◆ What to work on: Every entry below must be repeated exactly; skip the pictures.

◆ Material provided:
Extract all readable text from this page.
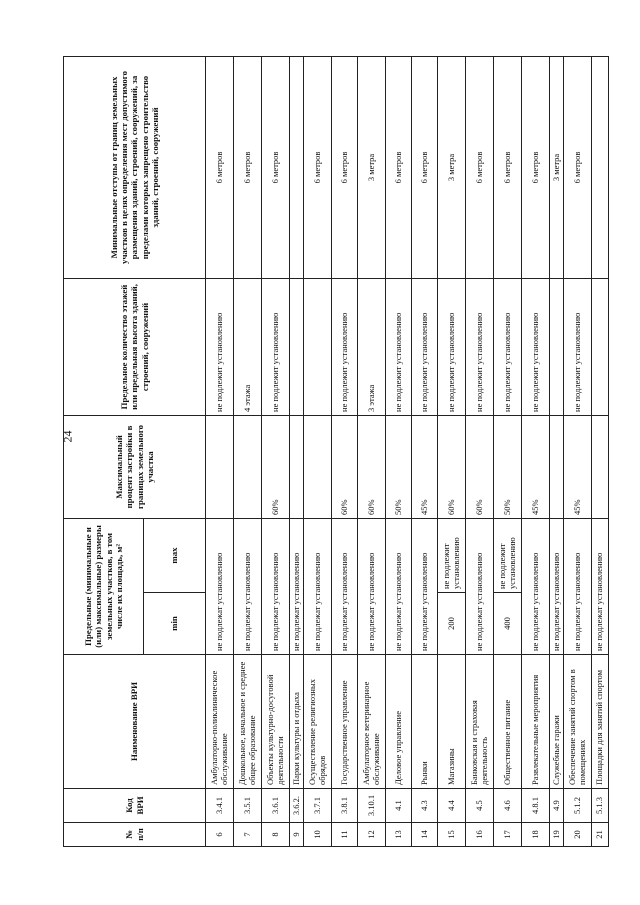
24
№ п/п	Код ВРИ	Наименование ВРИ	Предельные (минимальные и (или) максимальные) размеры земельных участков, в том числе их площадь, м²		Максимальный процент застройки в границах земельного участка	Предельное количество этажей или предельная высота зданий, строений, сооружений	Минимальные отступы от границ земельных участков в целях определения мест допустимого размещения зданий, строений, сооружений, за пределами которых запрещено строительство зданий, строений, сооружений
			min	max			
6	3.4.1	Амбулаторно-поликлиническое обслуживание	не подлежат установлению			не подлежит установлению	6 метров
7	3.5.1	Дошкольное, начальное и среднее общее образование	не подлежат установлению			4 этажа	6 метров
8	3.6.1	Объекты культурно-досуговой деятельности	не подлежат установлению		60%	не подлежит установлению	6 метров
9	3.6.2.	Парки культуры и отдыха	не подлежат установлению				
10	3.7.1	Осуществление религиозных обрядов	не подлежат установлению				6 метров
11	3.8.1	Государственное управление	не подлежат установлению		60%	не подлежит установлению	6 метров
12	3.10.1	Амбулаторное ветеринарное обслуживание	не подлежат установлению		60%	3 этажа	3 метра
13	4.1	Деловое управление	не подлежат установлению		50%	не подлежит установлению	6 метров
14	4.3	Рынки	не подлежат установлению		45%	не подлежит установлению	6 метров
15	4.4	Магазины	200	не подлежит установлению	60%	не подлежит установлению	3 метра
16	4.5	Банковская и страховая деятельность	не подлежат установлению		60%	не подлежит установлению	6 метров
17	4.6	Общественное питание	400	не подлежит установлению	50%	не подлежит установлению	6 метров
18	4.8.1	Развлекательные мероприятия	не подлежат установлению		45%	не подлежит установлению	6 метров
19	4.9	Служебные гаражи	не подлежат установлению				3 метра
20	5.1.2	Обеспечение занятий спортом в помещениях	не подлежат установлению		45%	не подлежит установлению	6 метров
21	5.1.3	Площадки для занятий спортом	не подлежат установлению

◆ Final result:
Extract all readable text from this page.
24
№ п/п	Код ВРИ	Наименование ВРИ	Предельные (минимальные и (или) максимальные) размеры земельных участков, в том числе их площадь, м²		Максимальный процент застройки в границах земельного участка	Предельное количество этажей или предельная высота зданий, строений, сооружений	Минимальные отступы от границ земельных участков в целях определения мест допустимого размещения зданий, строений, сооружений, за пределами которых запрещено строительство зданий, строений, сооружений
			min	max			
6	3.4.1	Амбулаторно-поликлиническое обслуживание	не подлежат установлению			не подлежит установлению	6 метров
7	3.5.1	Дошкольное, начальное и среднее общее образование	не подлежат установлению			4 этажа	6 метров
8	3.6.1	Объекты культурно-досуговой деятельности	не подлежат установлению		60%	не подлежит установлению	6 метров
9	3.6.2.	Парки культуры и отдыха	не подлежат установлению				
10	3.7.1	Осуществление религиозных обрядов	не подлежат установлению				6 метров
11	3.8.1	Государственное управление	не подлежат установлению		60%	не подлежит установлению	6 метров
12	3.10.1	Амбулаторное ветеринарное обслуживание	не подлежат установлению		60%	3 этажа	3 метра
13	4.1	Деловое управление	не подлежат установлению		50%	не подлежит установлению	6 метров
14	4.3	Рынки	не подлежат установлению		45%	не подлежит установлению	6 метров
15	4.4	Магазины	200	не подлежит установлению	60%	не подлежит установлению	3 метра
16	4.5	Банковская и страховая деятельность	не подлежат установлению		60%	не подлежит установлению	6 метров
17	4.6	Общественное питание	400	не подлежит установлению	50%	не подлежит установлению	6 метров
18	4.8.1	Развлекательные мероприятия	не подлежат установлению		45%	не подлежит установлению	6 метров
19	4.9	Служебные гаражи	не подлежат установлению				3 метра
20	5.1.2	Обеспечение занятий спортом в помещениях	не подлежат установлению		45%	не подлежит установлению	6 метров
21	5.1.3	Площадки для занятий спортом	не подлежат установлению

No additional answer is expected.